### TEXTO PROPORCIONADO
***
Plottier dicta un taller gratuito para reproducir al Sauce Criollo, el árbol que casi nadie sabe que es argentino
El Centro de Formación Profesional Agropecuario Nº 1 abre un ciclo semanal abierto a la comunidad para reconocer y multiplicar al único sauce nativo de Argentina, con práctica desde el primer día y la idea de devolver plantas al territorio.
Llegué a Plottier una mañana cualquiera, con el teléfono en la mano y la dirección apuntada en un papel, para encontrarme con una idea que me reconcilia un poco con el presente: la de gente que se organiza para reproducir un árbol que, pese a ser argentino, casi nadie sabe nombrar. El barrio que rodea la Ruta 22, a la altura del kilómetro 1232, es el punto de partida de una experiencia que empieza el martes 8 de septiembre y que se repite, semana tras semana, en el mismo horario, de 16 a 18, en la sede del Centro de Formación Profesional Agropecuario (CFPA) Nº 1.
Lo que se pone en marcha allí es un taller gratuito, abierto a vecinos, productores, estudiantes y a cualquier organización que tenga ganas de sumarse, con un objetivo que se explica solo: enseñar a identificar y multiplicar al Sauce Criollo (Salix humboldtiana), que es el único sauce originario de la Argentina, y luego devolver plantas al territorio. La capacitación está a cargo del técnico forestal Julián Basile y de la ingeniera agrónoma Gabriela Sotera, que son quienes llevan adelante la propuesta desde el lado técnico.
Un árbol nativo que pasa desapercibido
Cuando uno se toma un rato para pensar en la cantidad de sauces que vio a lo largo de la vida, casi siempre aparecen sauces llorones, sauces híbridos, sauces importados, todos extranjeros al fin, y muy pocas veces aparece en la memoria aquel sauce que es de acá, el criollo, el que forma parte de la flora local desde siempre. Esa falta de reconocimiento es, justamente, lo que motivó la iniciativa, porque cuando no se conoce lo propio, tampoco se lo cuida ni se lo reproduce, y esa es una cuenta pendiente que la institución decidió empezar a pagar en Plottier, con un taller concreto y sostenido en el tiempo.
***
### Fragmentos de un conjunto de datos
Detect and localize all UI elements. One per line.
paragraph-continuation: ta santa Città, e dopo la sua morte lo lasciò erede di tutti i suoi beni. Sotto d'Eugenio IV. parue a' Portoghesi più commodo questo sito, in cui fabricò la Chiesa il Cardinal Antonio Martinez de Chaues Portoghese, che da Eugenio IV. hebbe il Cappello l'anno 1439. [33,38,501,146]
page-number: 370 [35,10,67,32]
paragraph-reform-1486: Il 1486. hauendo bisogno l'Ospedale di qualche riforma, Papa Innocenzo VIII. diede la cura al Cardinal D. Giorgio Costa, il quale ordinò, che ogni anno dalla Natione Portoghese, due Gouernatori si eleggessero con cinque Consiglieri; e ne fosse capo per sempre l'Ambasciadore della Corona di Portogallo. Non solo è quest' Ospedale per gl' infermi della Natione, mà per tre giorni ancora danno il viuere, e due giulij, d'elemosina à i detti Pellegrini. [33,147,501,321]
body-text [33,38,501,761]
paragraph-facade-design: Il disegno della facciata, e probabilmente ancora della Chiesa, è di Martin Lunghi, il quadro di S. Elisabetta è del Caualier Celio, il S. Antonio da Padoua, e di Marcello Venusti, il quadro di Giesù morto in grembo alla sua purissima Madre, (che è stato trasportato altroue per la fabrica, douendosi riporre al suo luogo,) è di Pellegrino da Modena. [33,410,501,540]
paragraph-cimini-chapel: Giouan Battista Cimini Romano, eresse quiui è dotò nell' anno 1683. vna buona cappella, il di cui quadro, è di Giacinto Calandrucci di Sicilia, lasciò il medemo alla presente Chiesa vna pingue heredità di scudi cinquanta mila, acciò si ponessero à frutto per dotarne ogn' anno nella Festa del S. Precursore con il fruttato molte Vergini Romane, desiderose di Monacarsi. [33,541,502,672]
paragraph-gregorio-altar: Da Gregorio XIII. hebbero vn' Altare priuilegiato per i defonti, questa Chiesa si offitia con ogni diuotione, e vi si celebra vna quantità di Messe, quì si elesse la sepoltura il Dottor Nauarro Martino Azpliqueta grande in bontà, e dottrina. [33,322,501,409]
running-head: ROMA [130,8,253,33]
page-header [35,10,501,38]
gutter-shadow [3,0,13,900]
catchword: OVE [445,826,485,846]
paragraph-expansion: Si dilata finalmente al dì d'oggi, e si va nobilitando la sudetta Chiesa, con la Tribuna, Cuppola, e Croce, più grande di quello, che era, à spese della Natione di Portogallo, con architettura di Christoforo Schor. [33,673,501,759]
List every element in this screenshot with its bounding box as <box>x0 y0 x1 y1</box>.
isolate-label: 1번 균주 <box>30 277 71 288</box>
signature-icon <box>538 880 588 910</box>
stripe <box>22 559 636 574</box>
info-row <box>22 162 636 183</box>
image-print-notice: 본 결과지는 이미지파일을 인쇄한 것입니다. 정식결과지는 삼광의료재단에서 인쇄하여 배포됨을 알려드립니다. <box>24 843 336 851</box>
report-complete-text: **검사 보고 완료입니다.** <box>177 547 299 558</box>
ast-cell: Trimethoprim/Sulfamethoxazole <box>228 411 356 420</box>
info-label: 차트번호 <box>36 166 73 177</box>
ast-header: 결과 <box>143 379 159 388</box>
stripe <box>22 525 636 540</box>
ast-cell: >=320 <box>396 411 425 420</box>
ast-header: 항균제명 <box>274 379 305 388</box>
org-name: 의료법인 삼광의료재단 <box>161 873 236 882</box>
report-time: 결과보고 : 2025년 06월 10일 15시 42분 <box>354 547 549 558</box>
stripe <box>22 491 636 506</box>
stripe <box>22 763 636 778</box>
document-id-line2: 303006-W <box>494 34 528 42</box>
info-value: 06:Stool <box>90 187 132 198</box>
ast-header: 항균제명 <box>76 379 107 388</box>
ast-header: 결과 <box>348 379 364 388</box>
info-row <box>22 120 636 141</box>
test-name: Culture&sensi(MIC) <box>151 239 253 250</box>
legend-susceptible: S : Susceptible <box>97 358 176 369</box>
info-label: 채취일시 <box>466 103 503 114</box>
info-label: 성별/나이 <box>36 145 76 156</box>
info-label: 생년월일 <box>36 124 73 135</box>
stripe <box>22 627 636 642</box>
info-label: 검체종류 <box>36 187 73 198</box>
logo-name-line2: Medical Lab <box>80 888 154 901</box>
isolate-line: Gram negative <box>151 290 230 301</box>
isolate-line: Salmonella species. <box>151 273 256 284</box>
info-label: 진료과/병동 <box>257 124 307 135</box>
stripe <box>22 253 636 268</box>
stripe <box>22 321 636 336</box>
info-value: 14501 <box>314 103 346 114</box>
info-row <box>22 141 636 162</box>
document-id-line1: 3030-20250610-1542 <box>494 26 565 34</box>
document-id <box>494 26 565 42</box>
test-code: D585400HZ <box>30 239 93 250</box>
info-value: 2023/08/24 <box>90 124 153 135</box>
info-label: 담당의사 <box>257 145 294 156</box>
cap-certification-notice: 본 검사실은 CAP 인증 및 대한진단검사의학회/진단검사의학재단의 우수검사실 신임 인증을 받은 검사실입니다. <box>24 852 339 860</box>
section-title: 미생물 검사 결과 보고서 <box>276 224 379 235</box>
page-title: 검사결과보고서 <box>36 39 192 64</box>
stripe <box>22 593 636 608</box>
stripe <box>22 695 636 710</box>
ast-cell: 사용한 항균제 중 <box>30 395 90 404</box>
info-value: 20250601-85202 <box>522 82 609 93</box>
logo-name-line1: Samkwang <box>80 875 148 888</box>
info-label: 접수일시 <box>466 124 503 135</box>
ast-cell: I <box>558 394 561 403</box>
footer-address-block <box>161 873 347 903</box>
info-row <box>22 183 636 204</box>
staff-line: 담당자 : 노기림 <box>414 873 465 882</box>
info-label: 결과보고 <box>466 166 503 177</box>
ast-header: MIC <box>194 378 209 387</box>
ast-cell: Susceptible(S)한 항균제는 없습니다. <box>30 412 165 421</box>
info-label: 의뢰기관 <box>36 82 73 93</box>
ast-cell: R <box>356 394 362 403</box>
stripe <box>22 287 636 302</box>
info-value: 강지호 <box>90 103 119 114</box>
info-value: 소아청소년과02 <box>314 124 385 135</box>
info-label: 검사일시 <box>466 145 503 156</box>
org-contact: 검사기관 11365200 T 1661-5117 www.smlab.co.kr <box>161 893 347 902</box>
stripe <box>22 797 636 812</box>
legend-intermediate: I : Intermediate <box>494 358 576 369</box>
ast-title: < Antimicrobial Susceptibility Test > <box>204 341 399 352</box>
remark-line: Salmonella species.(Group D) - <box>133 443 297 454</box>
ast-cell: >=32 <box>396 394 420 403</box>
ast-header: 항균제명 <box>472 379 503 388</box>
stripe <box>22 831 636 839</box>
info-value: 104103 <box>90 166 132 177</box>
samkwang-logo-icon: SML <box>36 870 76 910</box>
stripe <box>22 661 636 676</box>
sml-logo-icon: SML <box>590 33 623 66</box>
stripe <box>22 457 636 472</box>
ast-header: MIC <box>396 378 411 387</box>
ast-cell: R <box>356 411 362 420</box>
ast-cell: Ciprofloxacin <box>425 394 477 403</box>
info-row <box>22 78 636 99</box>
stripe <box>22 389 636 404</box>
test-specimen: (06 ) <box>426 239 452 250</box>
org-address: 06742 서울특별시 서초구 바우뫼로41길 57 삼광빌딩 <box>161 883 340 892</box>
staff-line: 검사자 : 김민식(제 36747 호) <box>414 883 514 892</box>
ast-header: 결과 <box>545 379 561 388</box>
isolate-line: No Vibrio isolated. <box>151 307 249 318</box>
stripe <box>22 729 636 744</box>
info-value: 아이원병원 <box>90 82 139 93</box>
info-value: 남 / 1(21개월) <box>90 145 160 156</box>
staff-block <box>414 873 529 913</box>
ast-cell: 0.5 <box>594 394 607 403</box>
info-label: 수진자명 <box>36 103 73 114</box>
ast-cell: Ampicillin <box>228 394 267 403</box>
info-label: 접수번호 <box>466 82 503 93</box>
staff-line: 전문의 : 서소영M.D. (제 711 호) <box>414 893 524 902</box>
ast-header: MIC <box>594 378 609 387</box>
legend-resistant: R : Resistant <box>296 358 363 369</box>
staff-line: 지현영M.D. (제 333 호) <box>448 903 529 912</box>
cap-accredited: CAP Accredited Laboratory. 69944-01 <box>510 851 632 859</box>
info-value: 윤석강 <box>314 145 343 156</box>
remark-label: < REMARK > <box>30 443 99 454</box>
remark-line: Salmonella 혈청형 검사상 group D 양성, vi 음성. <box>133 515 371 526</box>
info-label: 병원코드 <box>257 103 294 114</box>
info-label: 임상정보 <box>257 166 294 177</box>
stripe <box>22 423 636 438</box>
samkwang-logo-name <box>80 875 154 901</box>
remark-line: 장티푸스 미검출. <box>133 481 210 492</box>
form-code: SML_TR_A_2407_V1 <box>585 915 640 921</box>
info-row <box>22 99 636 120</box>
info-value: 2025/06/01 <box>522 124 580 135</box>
***
### TAREA ASIGNADA 1
Enumere todos los destinatarios a quienes, según el artículo sobre el Sauce Criollo, está abierto el taller gratuito.
### TAREA ASIGNADA 2
Responda brevemente con base en el artículo sobre el Sauce Criollo:
(a) ¿Qué día comienza el taller?
(b) ¿Cuál es el nombre científico del Sauce Criollo?
(c) ¿Qué profesión tiene Gabriela Sotera?
### TAREA ASIGNADA 3
Prosiga la redacción del artículo sobre el Sauce Criollo a partir de su última oración.

### ESPACIO DE RESPUESTA 1
- Vecinos
- Productores
- Estudiantes
- Cualquier organización que tenga ganas de sumarse

### ESPACIO DE RESPUESTA 2
(a) El martes 8 de septiembre.
(b) Salix humboldtiana.
(c) Es ingeniera agrónoma.

### ESPACIO DE RESPUESTA 3
Cómo se trabaja en cada encuentro
- Una parte teórica inicial para aprender a distinguir al Sauce Criollo por sus rasgos propios.
- Recolección de estacas en territorio, para entrar en contacto directo con la planta.
- Armado de un estaquero, paso a paso, con la guía de los docentes.
- Seguimiento del proceso de enraizamiento para ver cómo avanza cada estaca.
- Observación del Sauce Criollo en flor, clave para reconocerlo cuando llega el momento.
La propuesta no se queda en lo simbólico ni en una jornada aislada: la intención, me explican en la sede del CFPA, es armar un estaquero permanente que funcione como unidad didáctico-productiva, es decir, un espacio donde la formación y la reproducción de plantas convivan de manera continua, con producción real de ejemplares que, más adelante, se destinarán a plantaciones y acciones de recuperación ambiental en la región. Por eso los organizadores remarcan que el taller es un punto de partida y no un evento puntual.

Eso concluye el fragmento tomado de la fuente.